_What you have to do_.
Copy every line of the listing exactly.

_Available data_.

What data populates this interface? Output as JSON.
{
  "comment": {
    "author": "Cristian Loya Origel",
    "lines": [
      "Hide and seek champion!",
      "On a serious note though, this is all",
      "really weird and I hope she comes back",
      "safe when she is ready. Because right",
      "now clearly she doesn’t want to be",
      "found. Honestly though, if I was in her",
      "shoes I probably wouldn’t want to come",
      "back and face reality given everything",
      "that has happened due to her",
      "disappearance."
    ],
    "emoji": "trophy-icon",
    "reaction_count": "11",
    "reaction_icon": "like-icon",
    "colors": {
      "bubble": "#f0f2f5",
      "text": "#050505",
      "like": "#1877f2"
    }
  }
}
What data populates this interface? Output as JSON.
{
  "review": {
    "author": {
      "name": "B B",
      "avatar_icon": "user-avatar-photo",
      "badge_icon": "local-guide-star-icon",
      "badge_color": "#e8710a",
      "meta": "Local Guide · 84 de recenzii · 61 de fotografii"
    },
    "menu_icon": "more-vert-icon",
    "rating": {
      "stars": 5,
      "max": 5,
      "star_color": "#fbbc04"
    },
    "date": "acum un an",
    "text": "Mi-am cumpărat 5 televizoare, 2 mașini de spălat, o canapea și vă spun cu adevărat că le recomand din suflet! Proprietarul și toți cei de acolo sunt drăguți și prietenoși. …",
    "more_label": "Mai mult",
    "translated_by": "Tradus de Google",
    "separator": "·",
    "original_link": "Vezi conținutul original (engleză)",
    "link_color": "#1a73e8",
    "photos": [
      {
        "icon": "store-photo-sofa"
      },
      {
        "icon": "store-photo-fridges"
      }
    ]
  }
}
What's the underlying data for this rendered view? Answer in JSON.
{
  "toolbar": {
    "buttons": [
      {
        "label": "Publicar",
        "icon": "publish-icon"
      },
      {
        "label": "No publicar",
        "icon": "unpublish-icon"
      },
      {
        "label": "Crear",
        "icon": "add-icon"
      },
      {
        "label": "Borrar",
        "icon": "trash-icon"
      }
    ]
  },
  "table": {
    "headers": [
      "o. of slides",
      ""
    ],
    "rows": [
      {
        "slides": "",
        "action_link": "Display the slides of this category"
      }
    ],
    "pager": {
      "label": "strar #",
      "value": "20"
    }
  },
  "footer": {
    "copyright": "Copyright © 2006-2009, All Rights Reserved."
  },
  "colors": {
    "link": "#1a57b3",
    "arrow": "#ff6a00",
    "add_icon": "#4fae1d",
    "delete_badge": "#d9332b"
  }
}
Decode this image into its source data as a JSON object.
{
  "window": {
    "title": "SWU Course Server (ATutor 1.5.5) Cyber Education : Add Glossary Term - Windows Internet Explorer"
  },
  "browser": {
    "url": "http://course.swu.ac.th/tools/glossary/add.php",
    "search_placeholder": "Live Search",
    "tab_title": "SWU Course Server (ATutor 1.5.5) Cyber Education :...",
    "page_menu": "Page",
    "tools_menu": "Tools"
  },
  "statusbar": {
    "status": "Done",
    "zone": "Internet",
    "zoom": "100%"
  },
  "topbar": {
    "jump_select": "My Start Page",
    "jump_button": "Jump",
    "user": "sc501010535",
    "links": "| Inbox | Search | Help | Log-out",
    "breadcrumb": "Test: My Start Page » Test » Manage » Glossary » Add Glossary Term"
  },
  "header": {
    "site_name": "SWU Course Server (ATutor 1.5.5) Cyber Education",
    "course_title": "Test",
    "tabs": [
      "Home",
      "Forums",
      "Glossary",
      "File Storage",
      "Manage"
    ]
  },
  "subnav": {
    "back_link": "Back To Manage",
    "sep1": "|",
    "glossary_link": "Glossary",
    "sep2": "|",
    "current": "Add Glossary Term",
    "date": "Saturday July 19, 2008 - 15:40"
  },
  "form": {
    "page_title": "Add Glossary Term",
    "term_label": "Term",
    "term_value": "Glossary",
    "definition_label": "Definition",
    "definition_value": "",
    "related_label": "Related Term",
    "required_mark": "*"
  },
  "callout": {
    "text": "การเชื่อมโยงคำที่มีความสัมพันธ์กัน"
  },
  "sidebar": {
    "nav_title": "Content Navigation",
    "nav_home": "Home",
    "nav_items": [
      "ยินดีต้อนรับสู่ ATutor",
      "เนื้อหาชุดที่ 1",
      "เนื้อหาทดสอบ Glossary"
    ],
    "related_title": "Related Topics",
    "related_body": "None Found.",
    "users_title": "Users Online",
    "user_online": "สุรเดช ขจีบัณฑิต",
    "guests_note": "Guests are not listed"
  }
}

_Correct answer_.
What data populates this interface? Output as JSON.
{
  "comment": {
    "author": "Cristian Loya Origel",
    "lines": [
      "Hide and seek champion!",
      "On a serious note though, this is all",
      "really weird and I hope she comes back",
      "safe when she is ready. Because right",
      "now clearly she doesn’t want to be",
      "found. Honestly though, if I was in her",
      "shoes I probably wouldn’t want to come",
      "back and face reality given everything",
      "that has happened due to her",
      "disappearance."
    ],
    "emoji": "trophy-icon",
    "reaction_count": "11",
    "reaction_icon": "like-icon",
    "colors": {
      "bubble": "#f0f2f5",
      "text": "#050505",
      "like": "#1877f2"
    }
  }
}
What data populates this interface? Output as JSON.
{
  "review": {
    "author": {
      "name": "B B",
      "avatar_icon": "user-avatar-photo",
      "badge_icon": "local-guide-star-icon",
      "badge_color": "#e8710a",
      "meta": "Local Guide · 84 de recenzii · 61 de fotografii"
    },
    "menu_icon": "more-vert-icon",
    "rating": {
      "stars": 5,
      "max": 5,
      "star_color": "#fbbc04"
    },
    "date": "acum un an",
    "text": "Mi-am cumpărat 5 televizoare, 2 mașini de spălat, o canapea și vă spun cu adevărat că le recomand din suflet! Proprietarul și toți cei de acolo sunt drăguți și prietenoși. …",
    "more_label": "Mai mult",
    "translated_by": "Tradus de Google",
    "separator": "·",
    "original_link": "Vezi conținutul original (engleză)",
    "link_color": "#1a73e8",
    "photos": [
      {
        "icon": "store-photo-sofa"
      },
      {
        "icon": "store-photo-fridges"
      }
    ]
  }
}
What's the underlying data for this rendered view? Answer in JSON.
{
  "toolbar": {
    "buttons": [
      {
        "label": "Publicar",
        "icon": "publish-icon"
      },
      {
        "label": "No publicar",
        "icon": "unpublish-icon"
      },
      {
        "label": "Crear",
        "icon": "add-icon"
      },
      {
        "label": "Borrar",
        "icon": "trash-icon"
      }
    ]
  },
  "table": {
    "headers": [
      "o. of slides",
      ""
    ],
    "rows": [
      {
        "slides": "",
        "action_link": "Display the slides of this category"
      }
    ],
    "pager": {
      "label": "strar #",
      "value": "20"
    }
  },
  "footer": {
    "copyright": "Copyright © 2006-2009, All Rights Reserved."
  },
  "colors": {
    "link": "#1a57b3",
    "arrow": "#ff6a00",
    "add_icon": "#4fae1d",
    "delete_badge": "#d9332b"
  }
}
Decode this image into its source data as a JSON object.
{
  "window": {
    "title": "SWU Course Server (ATutor 1.5.5) Cyber Education : Add Glossary Term - Windows Internet Explorer"
  },
  "browser": {
    "url": "http://course.swu.ac.th/tools/glossary/add.php",
    "search_placeholder": "Live Search",
    "tab_title": "SWU Course Server (ATutor 1.5.5) Cyber Education :...",
    "page_menu": "Page",
    "tools_menu": "Tools"
  },
  "statusbar": {
    "status": "Done",
    "zone": "Internet",
    "zoom": "100%"
  },
  "topbar": {
    "jump_select": "My Start Page",
    "jump_button": "Jump",
    "user": "sc501010535",
    "links": "| Inbox | Search | Help | Log-out",
    "breadcrumb": "Test: My Start Page » Test » Manage » Glossary » Add Glossary Term"
  },
  "header": {
    "site_name": "SWU Course Server (ATutor 1.5.5) Cyber Education",
    "course_title": "Test",
    "tabs": [
      "Home",
      "Forums",
      "Glossary",
      "File Storage",
      "Manage"
    ]
  },
  "subnav": {
    "back_link": "Back To Manage",
    "sep1": "|",
    "glossary_link": "Glossary",
    "sep2": "|",
    "current": "Add Glossary Term",
    "date": "Saturday July 19, 2008 - 15:40"
  },
  "form": {
    "page_title": "Add Glossary Term",
    "term_label": "Term",
    "term_value": "Glossary",
    "definition_label": "Definition",
    "definition_value": "",
    "related_label": "Related Term",
    "required_mark": "*"
  },
  "callout": {
    "text": "การเชื่อมโยงคำที่มีความสัมพันธ์กัน"
  },
  "sidebar": {
    "nav_title": "Content Navigation",
    "nav_home": "Home",
    "nav_items": [
      "ยินดีต้อนรับสู่ ATutor",
      "เนื้อหาชุดที่ 1",
      "เนื้อหาทดสอบ Glossary"
    ],
    "related_title": "Related Topics",
    "related_body": "None Found.",
    "users_title": "Users Online",
    "user_online": "สุรเดช ขจีบัณฑิต",
    "guests_note": "Guests are not listed"
  }
}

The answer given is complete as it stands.